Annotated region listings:

--- Begin ---

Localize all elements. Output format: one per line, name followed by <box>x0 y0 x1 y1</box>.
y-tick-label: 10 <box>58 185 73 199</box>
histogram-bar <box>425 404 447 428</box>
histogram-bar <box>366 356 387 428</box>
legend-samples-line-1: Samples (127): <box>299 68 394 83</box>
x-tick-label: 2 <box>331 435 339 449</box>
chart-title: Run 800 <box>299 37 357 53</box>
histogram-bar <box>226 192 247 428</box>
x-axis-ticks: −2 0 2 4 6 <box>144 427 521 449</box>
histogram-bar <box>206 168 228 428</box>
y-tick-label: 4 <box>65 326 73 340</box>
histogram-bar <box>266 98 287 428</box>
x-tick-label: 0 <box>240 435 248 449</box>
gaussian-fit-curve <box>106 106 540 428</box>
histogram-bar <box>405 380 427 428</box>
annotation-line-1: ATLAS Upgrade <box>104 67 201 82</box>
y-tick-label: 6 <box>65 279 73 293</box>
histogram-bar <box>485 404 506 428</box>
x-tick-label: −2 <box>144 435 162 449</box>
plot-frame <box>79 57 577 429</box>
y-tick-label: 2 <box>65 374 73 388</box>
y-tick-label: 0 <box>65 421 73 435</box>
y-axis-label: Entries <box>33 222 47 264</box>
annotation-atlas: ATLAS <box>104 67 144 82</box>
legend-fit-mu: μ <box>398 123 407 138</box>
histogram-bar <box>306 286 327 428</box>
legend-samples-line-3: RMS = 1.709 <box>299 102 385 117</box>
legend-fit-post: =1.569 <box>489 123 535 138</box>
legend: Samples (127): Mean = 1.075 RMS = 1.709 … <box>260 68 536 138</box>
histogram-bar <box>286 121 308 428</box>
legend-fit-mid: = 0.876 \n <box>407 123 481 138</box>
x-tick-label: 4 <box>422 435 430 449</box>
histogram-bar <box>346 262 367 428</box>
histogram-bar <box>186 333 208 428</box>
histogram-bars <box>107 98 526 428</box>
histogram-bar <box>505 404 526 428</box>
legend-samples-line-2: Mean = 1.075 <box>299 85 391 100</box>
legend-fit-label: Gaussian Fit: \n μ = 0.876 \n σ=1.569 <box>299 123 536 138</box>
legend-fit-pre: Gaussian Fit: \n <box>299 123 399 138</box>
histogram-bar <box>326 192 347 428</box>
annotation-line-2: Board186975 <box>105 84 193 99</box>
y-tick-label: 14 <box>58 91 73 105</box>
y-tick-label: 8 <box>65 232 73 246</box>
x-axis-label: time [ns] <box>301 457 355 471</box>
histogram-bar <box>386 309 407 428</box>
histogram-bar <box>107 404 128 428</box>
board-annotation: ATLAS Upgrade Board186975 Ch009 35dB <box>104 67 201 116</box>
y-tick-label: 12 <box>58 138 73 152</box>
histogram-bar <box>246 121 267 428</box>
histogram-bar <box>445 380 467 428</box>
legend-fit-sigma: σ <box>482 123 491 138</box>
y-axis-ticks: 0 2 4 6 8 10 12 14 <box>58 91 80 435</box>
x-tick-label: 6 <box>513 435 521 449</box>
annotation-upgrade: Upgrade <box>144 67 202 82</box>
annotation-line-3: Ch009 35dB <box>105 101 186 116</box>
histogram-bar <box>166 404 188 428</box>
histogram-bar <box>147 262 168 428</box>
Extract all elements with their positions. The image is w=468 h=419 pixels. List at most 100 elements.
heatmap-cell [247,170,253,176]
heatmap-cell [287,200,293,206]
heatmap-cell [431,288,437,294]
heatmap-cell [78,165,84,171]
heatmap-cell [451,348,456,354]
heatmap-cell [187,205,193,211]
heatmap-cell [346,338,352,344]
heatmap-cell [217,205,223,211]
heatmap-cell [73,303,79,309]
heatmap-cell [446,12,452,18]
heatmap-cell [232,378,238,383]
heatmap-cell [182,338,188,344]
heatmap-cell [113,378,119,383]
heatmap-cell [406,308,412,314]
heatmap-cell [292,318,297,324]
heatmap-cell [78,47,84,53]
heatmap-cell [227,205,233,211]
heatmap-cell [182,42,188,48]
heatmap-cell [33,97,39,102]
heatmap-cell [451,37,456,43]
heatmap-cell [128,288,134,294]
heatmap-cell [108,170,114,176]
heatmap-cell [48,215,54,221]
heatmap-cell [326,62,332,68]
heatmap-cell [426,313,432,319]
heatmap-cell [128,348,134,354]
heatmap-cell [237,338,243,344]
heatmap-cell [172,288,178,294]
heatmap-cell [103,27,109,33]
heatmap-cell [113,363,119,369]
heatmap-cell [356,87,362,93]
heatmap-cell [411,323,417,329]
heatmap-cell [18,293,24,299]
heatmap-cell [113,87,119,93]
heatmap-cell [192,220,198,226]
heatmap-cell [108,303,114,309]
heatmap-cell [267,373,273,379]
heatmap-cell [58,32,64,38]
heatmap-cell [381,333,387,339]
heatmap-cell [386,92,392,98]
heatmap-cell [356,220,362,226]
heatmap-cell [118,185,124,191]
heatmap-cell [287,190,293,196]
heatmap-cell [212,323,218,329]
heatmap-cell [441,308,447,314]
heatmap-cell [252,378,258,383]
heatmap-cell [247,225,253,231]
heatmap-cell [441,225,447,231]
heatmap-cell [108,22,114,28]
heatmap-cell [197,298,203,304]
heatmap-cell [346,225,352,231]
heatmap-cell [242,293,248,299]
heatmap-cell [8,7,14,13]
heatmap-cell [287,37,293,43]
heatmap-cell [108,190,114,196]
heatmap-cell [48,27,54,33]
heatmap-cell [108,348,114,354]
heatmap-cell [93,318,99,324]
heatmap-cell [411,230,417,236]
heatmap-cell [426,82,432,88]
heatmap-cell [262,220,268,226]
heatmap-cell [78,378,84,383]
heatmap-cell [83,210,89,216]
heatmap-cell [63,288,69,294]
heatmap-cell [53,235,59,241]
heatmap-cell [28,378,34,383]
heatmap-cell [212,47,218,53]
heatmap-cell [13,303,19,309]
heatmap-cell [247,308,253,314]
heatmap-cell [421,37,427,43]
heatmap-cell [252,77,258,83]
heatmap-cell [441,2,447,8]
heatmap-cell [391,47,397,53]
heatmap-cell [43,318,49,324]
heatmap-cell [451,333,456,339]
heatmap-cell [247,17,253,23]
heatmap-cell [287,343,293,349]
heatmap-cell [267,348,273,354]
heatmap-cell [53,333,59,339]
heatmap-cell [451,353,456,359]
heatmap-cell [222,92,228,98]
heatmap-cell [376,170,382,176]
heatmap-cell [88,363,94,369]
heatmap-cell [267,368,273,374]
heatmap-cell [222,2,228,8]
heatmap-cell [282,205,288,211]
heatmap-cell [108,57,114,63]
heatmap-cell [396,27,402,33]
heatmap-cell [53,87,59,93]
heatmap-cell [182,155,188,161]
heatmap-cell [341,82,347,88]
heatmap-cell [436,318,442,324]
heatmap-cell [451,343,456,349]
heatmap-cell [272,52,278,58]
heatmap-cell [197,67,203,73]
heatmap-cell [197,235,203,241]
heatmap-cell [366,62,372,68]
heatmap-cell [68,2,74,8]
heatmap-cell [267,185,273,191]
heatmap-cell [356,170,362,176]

--- End ---

# Task:
Reproduce all of the data above verbatim, line by line.

# The answer:
Localize all elements. Output format: one per line, name followed by <box>x0 y0 x1 y1</box>.
y-tick-label: 10 <box>58 185 73 199</box>
histogram-bar <box>425 404 447 428</box>
histogram-bar <box>366 356 387 428</box>
legend-samples-line-1: Samples (127): <box>299 68 394 83</box>
x-tick-label: 2 <box>331 435 339 449</box>
chart-title: Run 800 <box>299 37 357 53</box>
histogram-bar <box>226 192 247 428</box>
x-axis-ticks: −2 0 2 4 6 <box>144 427 521 449</box>
histogram-bar <box>206 168 228 428</box>
y-tick-label: 4 <box>65 326 73 340</box>
histogram-bar <box>266 98 287 428</box>
x-tick-label: 0 <box>240 435 248 449</box>
gaussian-fit-curve <box>106 106 540 428</box>
histogram-bar <box>405 380 427 428</box>
annotation-line-1: ATLAS Upgrade <box>104 67 201 82</box>
y-tick-label: 6 <box>65 279 73 293</box>
histogram-bar <box>485 404 506 428</box>
x-tick-label: −2 <box>144 435 162 449</box>
plot-frame <box>79 57 577 429</box>
y-tick-label: 2 <box>65 374 73 388</box>
y-tick-label: 0 <box>65 421 73 435</box>
y-axis-label: Entries <box>33 222 47 264</box>
annotation-atlas: ATLAS <box>104 67 144 82</box>
legend-fit-mu: μ <box>398 123 407 138</box>
histogram-bar <box>306 286 327 428</box>
legend-samples-line-3: RMS = 1.709 <box>299 102 385 117</box>
legend-fit-post: =1.569 <box>489 123 535 138</box>
legend: Samples (127): Mean = 1.075 RMS = 1.709 … <box>260 68 536 138</box>
histogram-bar <box>286 121 308 428</box>
legend-fit-mid: = 0.876 \n <box>407 123 481 138</box>
x-tick-label: 4 <box>422 435 430 449</box>
histogram-bar <box>346 262 367 428</box>
histogram-bar <box>186 333 208 428</box>
histogram-bars <box>107 98 526 428</box>
histogram-bar <box>505 404 526 428</box>
legend-samples-line-2: Mean = 1.075 <box>299 85 391 100</box>
legend-fit-label: Gaussian Fit: \n μ = 0.876 \n σ=1.569 <box>299 123 536 138</box>
legend-fit-pre: Gaussian Fit: \n <box>299 123 399 138</box>
histogram-bar <box>326 192 347 428</box>
annotation-line-2: Board186975 <box>105 84 193 99</box>
y-tick-label: 14 <box>58 91 73 105</box>
y-tick-label: 8 <box>65 232 73 246</box>
x-axis-label: time [ns] <box>301 457 355 471</box>
histogram-bar <box>386 309 407 428</box>
histogram-bar <box>107 404 128 428</box>
board-annotation: ATLAS Upgrade Board186975 Ch009 35dB <box>104 67 201 116</box>
y-tick-label: 12 <box>58 138 73 152</box>
histogram-bar <box>246 121 267 428</box>
histogram-bar <box>445 380 467 428</box>
legend-fit-sigma: σ <box>482 123 491 138</box>
y-axis-ticks: 0 2 4 6 8 10 12 14 <box>58 91 80 435</box>
x-tick-label: 6 <box>513 435 521 449</box>
annotation-upgrade: Upgrade <box>144 67 202 82</box>
annotation-line-3: Ch009 35dB <box>105 101 186 116</box>
histogram-bar <box>166 404 188 428</box>
histogram-bar <box>147 262 168 428</box>
Extract all elements with their positions. The image is w=468 h=419 pixels. List at most 100 elements.
heatmap-cell [247,170,253,176]
heatmap-cell [287,200,293,206]
heatmap-cell [431,288,437,294]
heatmap-cell [78,165,84,171]
heatmap-cell [451,348,456,354]
heatmap-cell [187,205,193,211]
heatmap-cell [346,338,352,344]
heatmap-cell [217,205,223,211]
heatmap-cell [73,303,79,309]
heatmap-cell [446,12,452,18]
heatmap-cell [232,378,238,383]
heatmap-cell [182,338,188,344]
heatmap-cell [113,378,119,383]
heatmap-cell [406,308,412,314]
heatmap-cell [292,318,297,324]
heatmap-cell [78,47,84,53]
heatmap-cell [227,205,233,211]
heatmap-cell [182,42,188,48]
heatmap-cell [33,97,39,102]
heatmap-cell [451,37,456,43]
heatmap-cell [128,288,134,294]
heatmap-cell [108,170,114,176]
heatmap-cell [48,215,54,221]
heatmap-cell [326,62,332,68]
heatmap-cell [426,313,432,319]
heatmap-cell [128,348,134,354]
heatmap-cell [237,338,243,344]
heatmap-cell [172,288,178,294]
heatmap-cell [103,27,109,33]
heatmap-cell [113,363,119,369]
heatmap-cell [356,87,362,93]
heatmap-cell [411,323,417,329]
heatmap-cell [18,293,24,299]
heatmap-cell [113,87,119,93]
heatmap-cell [192,220,198,226]
heatmap-cell [108,303,114,309]
heatmap-cell [267,373,273,379]
heatmap-cell [58,32,64,38]
heatmap-cell [381,333,387,339]
heatmap-cell [386,92,392,98]
heatmap-cell [356,220,362,226]
heatmap-cell [118,185,124,191]
heatmap-cell [287,190,293,196]
heatmap-cell [212,323,218,329]
heatmap-cell [441,308,447,314]
heatmap-cell [252,378,258,383]
heatmap-cell [247,225,253,231]
heatmap-cell [441,225,447,231]
heatmap-cell [108,22,114,28]
heatmap-cell [197,298,203,304]
heatmap-cell [346,225,352,231]
heatmap-cell [242,293,248,299]
heatmap-cell [8,7,14,13]
heatmap-cell [287,37,293,43]
heatmap-cell [108,190,114,196]
heatmap-cell [48,27,54,33]
heatmap-cell [108,348,114,354]
heatmap-cell [93,318,99,324]
heatmap-cell [411,230,417,236]
heatmap-cell [426,82,432,88]
heatmap-cell [262,220,268,226]
heatmap-cell [78,378,84,383]
heatmap-cell [83,210,89,216]
heatmap-cell [63,288,69,294]
heatmap-cell [53,235,59,241]
heatmap-cell [28,378,34,383]
heatmap-cell [212,47,218,53]
heatmap-cell [13,303,19,309]
heatmap-cell [247,308,253,314]
heatmap-cell [421,37,427,43]
heatmap-cell [252,77,258,83]
heatmap-cell [441,2,447,8]
heatmap-cell [391,47,397,53]
heatmap-cell [43,318,49,324]
heatmap-cell [451,333,456,339]
heatmap-cell [247,17,253,23]
heatmap-cell [287,343,293,349]
heatmap-cell [267,348,273,354]
heatmap-cell [53,333,59,339]
heatmap-cell [451,353,456,359]
heatmap-cell [222,92,228,98]
heatmap-cell [376,170,382,176]
heatmap-cell [88,363,94,369]
heatmap-cell [267,368,273,374]
heatmap-cell [222,2,228,8]
heatmap-cell [282,205,288,211]
heatmap-cell [108,57,114,63]
heatmap-cell [396,27,402,33]
heatmap-cell [53,87,59,93]
heatmap-cell [182,155,188,161]
heatmap-cell [341,82,347,88]
heatmap-cell [436,318,442,324]
heatmap-cell [451,343,456,349]
heatmap-cell [272,52,278,58]
heatmap-cell [197,67,203,73]
heatmap-cell [197,235,203,241]
heatmap-cell [366,62,372,68]
heatmap-cell [68,2,74,8]
heatmap-cell [267,185,273,191]
heatmap-cell [356,170,362,176]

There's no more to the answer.